What is required
Pick out each line of the rows below that contains the string "element".

The records
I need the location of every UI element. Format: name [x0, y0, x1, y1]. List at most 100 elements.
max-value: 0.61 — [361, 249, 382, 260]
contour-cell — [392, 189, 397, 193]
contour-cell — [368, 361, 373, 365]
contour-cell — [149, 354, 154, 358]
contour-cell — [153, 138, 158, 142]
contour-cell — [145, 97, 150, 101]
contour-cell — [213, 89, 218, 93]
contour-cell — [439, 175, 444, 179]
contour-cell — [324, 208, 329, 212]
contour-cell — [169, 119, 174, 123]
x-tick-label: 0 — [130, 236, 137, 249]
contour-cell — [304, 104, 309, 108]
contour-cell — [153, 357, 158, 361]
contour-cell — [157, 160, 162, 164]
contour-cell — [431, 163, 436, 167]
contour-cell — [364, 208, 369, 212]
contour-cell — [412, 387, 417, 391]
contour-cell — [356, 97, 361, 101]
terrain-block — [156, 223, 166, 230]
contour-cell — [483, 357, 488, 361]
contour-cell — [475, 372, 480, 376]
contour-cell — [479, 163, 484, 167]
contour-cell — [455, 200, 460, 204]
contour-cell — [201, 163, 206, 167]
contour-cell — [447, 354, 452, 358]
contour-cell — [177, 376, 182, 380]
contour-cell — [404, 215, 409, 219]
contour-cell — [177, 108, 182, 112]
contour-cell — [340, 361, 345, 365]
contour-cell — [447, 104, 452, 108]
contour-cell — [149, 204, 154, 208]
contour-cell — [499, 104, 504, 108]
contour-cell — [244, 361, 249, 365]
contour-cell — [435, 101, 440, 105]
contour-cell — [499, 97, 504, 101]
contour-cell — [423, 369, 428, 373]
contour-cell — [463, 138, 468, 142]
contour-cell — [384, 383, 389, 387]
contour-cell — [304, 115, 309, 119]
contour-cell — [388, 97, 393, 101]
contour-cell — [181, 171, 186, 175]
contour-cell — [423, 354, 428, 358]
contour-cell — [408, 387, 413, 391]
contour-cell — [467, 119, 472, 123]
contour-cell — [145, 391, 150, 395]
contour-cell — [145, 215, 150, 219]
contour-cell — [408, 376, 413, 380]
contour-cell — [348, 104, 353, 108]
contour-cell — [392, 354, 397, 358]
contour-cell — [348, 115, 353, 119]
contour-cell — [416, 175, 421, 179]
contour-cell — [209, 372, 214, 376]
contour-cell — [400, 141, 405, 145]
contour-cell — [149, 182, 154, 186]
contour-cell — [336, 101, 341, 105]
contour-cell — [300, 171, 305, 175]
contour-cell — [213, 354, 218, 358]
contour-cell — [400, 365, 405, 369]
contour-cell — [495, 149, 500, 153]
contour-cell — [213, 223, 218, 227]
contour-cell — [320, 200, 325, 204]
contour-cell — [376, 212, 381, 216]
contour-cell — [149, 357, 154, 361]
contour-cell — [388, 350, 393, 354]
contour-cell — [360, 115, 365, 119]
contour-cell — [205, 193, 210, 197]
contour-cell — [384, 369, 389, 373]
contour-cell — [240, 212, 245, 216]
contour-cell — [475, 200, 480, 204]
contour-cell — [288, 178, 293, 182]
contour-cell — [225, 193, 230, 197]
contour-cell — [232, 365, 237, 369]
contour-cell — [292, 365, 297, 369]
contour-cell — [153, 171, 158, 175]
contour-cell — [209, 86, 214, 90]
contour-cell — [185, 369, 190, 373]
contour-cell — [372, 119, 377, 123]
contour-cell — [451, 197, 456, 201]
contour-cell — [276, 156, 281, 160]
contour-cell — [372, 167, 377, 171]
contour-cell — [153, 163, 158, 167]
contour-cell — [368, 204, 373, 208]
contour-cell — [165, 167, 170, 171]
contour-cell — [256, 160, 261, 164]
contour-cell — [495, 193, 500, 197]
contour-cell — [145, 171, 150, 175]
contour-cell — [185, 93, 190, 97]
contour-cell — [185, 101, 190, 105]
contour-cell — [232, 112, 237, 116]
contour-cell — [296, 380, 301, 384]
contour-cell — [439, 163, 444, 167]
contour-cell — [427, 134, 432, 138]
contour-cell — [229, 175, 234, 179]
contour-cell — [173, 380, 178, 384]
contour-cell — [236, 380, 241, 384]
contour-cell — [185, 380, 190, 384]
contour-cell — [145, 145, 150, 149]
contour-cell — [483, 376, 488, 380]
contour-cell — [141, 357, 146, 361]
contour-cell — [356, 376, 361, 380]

Answer to this exercise
I need the location of every UI element. Format: name [x0, y0, x1, y1]. List at most 100 elements.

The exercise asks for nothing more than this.